■ EXERCISE BRIEF
Determine how many lines hold "Time" and give only that number.

▬▬▬

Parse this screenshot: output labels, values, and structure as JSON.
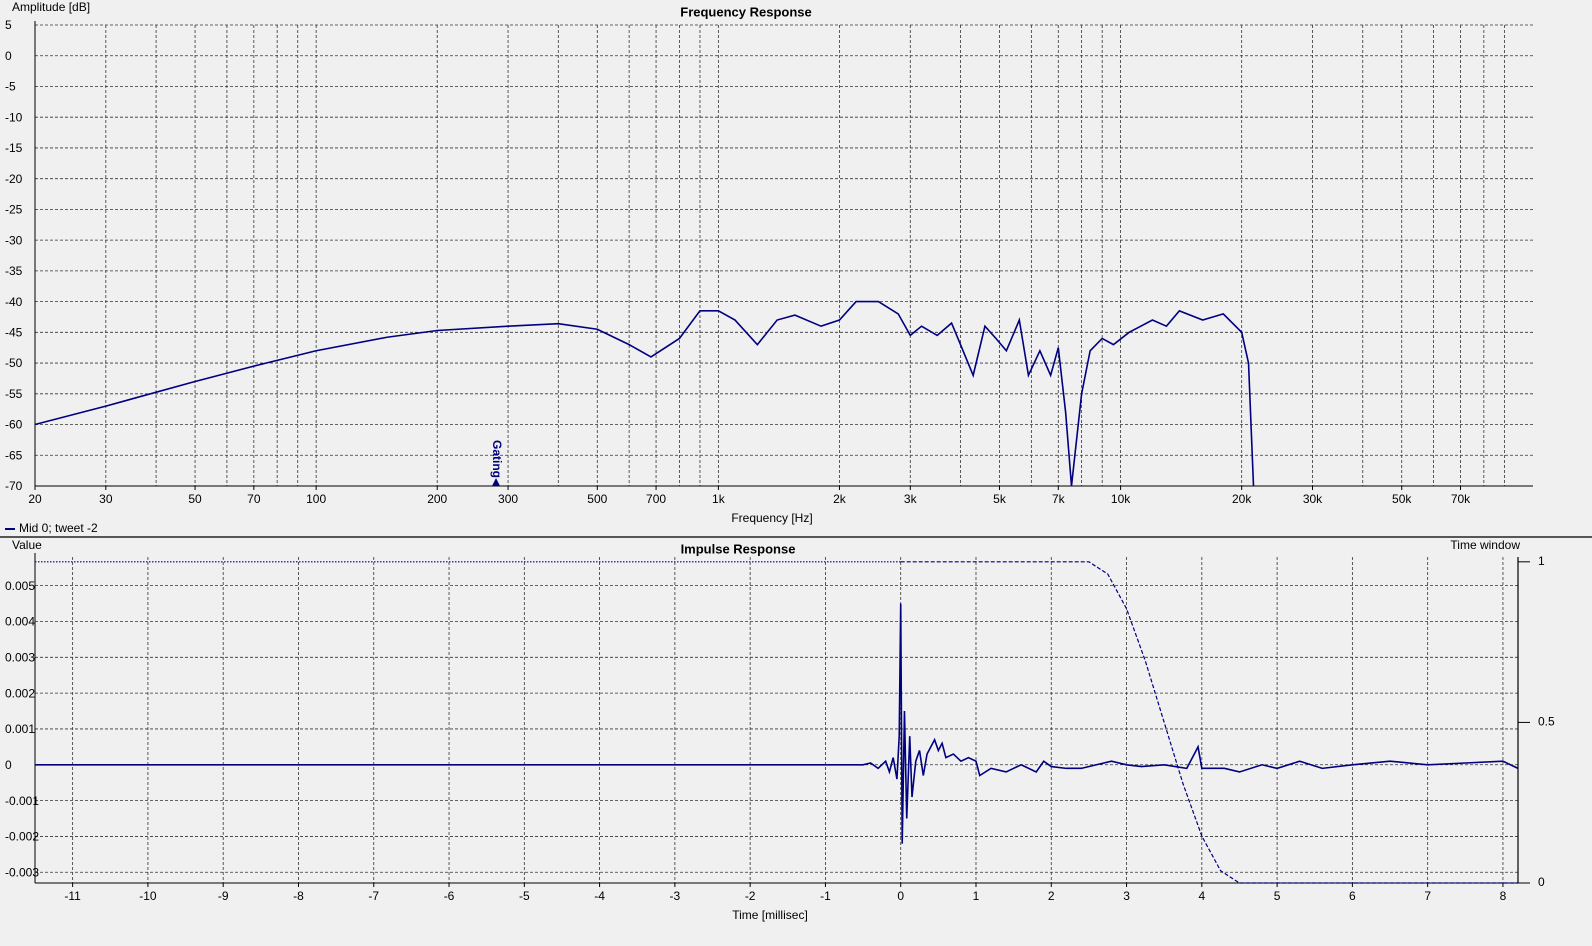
{
  "chart_data": [
    {
      "type": "line",
      "title": "Frequency Response",
      "ylabel": "Amplitude [dB]",
      "xlabel": "Frequency [Hz]",
      "xscale": "log",
      "xlim": [
        20,
        106000
      ],
      "ylim": [
        -70,
        5
      ],
      "xticks": [
        20,
        30,
        50,
        70,
        100,
        200,
        300,
        500,
        700,
        {
          "value": 1000,
          "label": "1k"
        },
        {
          "value": 2000,
          "label": "2k"
        },
        {
          "value": 3000,
          "label": "3k"
        },
        {
          "value": 5000,
          "label": "5k"
        },
        {
          "value": 7000,
          "label": "7k"
        },
        {
          "value": 10000,
          "label": "10k"
        },
        {
          "value": 20000,
          "label": "20k"
        },
        {
          "value": 30000,
          "label": "30k"
        },
        {
          "value": 50000,
          "label": "50k"
        },
        {
          "value": 70000,
          "label": "70k"
        }
      ],
      "xgrid": [
        20,
        30,
        40,
        50,
        60,
        70,
        80,
        90,
        100,
        200,
        300,
        400,
        500,
        600,
        700,
        800,
        900,
        1000,
        2000,
        3000,
        4000,
        5000,
        6000,
        7000,
        8000,
        9000,
        10000,
        20000,
        30000,
        40000,
        50000,
        60000,
        70000,
        80000,
        90000
      ],
      "yticks": [
        5,
        0,
        -5,
        -10,
        -15,
        -20,
        -25,
        -30,
        -35,
        -40,
        -45,
        -50,
        -55,
        -60,
        -65,
        -70
      ],
      "grid": true,
      "annotations": [
        {
          "text": "Gating",
          "x": 280
        }
      ],
      "series": [
        {
          "name": "Mid 0; tweet -2",
          "color": "#000080",
          "x": [
            20,
            30,
            50,
            70,
            100,
            150,
            200,
            300,
            400,
            500,
            600,
            680,
            800,
            900,
            1000,
            1100,
            1250,
            1400,
            1550,
            1800,
            2000,
            2200,
            2500,
            2800,
            3000,
            3200,
            3500,
            3800,
            4000,
            4300,
            4600,
            4900,
            5200,
            5600,
            5900,
            6300,
            6700,
            7000,
            7300,
            7550,
            8000,
            8400,
            9000,
            9600,
            10500,
            12000,
            13000,
            14000,
            16000,
            18000,
            20000,
            20800,
            21400
          ],
          "values": [
            -60,
            -57,
            -53,
            -50.5,
            -48,
            -45.8,
            -44.7,
            -44,
            -43.6,
            -44.5,
            -47,
            -49,
            -46,
            -41.5,
            -41.5,
            -43,
            -47,
            -43,
            -42.2,
            -44,
            -43,
            -40,
            -40,
            -42,
            -45.5,
            -44,
            -45.5,
            -43.5,
            -47,
            -52,
            -44,
            -46,
            -48,
            -43,
            -52,
            -48,
            -52,
            -47.5,
            -58,
            -70,
            -55,
            -48,
            -46,
            -47,
            -45,
            -43,
            -44,
            -41.5,
            -43,
            -42,
            -45,
            -50,
            -70
          ]
        }
      ]
    },
    {
      "type": "line",
      "title": "Impulse Response",
      "ylabel": "Value",
      "y2label": "Time window",
      "xlabel": "Time [millisec]",
      "xlim": [
        -11.5,
        8.2
      ],
      "ylim": [
        -0.0033,
        0.0058
      ],
      "y2lim": [
        0,
        1.015
      ],
      "xticks": [
        -11,
        -10,
        -9,
        -8,
        -7,
        -6,
        -5,
        -4,
        -3,
        -2,
        -1,
        0,
        1,
        2,
        3,
        4,
        5,
        6,
        7,
        8
      ],
      "yticks": [
        0.005,
        0.004,
        0.003,
        0.002,
        0.001,
        0,
        -0.001,
        -0.002,
        -0.003
      ],
      "y2ticks": [
        1,
        0.5,
        0
      ],
      "grid": true,
      "series": [
        {
          "color": "#000080",
          "x": [
            -11.5,
            -0.5,
            -0.4,
            -0.3,
            -0.2,
            -0.15,
            -0.1,
            -0.05,
            -0.02,
            0,
            0.02,
            0.05,
            0.08,
            0.12,
            0.15,
            0.2,
            0.25,
            0.3,
            0.35,
            0.4,
            0.45,
            0.5,
            0.55,
            0.6,
            0.7,
            0.8,
            0.9,
            1.0,
            1.05,
            1.2,
            1.4,
            1.6,
            1.8,
            1.9,
            2.0,
            2.2,
            2.4,
            2.6,
            2.8,
            3.0,
            3.2,
            3.5,
            3.8,
            3.95,
            4.0,
            4.3,
            4.5,
            4.8,
            5.0,
            5.3,
            5.6,
            6.0,
            6.5,
            7.0,
            7.5,
            8.0,
            8.2
          ],
          "values": [
            0,
            0,
            5e-05,
            -0.0001,
            0.0001,
            -0.0002,
            0.0002,
            -0.0004,
            0.0008,
            0.0045,
            -0.0022,
            0.0015,
            -0.0015,
            0.0008,
            -0.0009,
            0.0001,
            0.0004,
            -0.0003,
            0.0003,
            0.0005,
            0.0007,
            0.0004,
            0.0006,
            0.0002,
            0.0003,
            0.0001,
            0.0002,
            0.0001,
            -0.0003,
            -0.0001,
            -0.0002,
            0,
            -0.0002,
            0.0001,
            -5e-05,
            -0.0001,
            -0.0001,
            0,
            0.0001,
            0,
            -5e-05,
            0,
            -0.0001,
            0.0005,
            -0.0001,
            -0.0001,
            -0.0002,
            0,
            -0.0001,
            0.0001,
            -0.0001,
            0,
            0.0001,
            0,
            5e-05,
            0.0001,
            -0.0001
          ]
        },
        {
          "color": "#000080",
          "axis": "y2",
          "dash": "dotted",
          "x": [
            -11.5,
            0
          ],
          "values": [
            1,
            1
          ]
        },
        {
          "color": "#000080",
          "axis": "y2",
          "dash": "dashed",
          "x": [
            0,
            2.5,
            2.75,
            3,
            3.25,
            3.5,
            3.75,
            4,
            4.25,
            4.5,
            8.2
          ],
          "values": [
            1,
            1,
            0.962,
            0.854,
            0.691,
            0.5,
            0.309,
            0.146,
            0.038,
            0,
            0
          ]
        }
      ]
    }
  ]
}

▬▬▬

■ ANSWER TO THE EXERCISE
2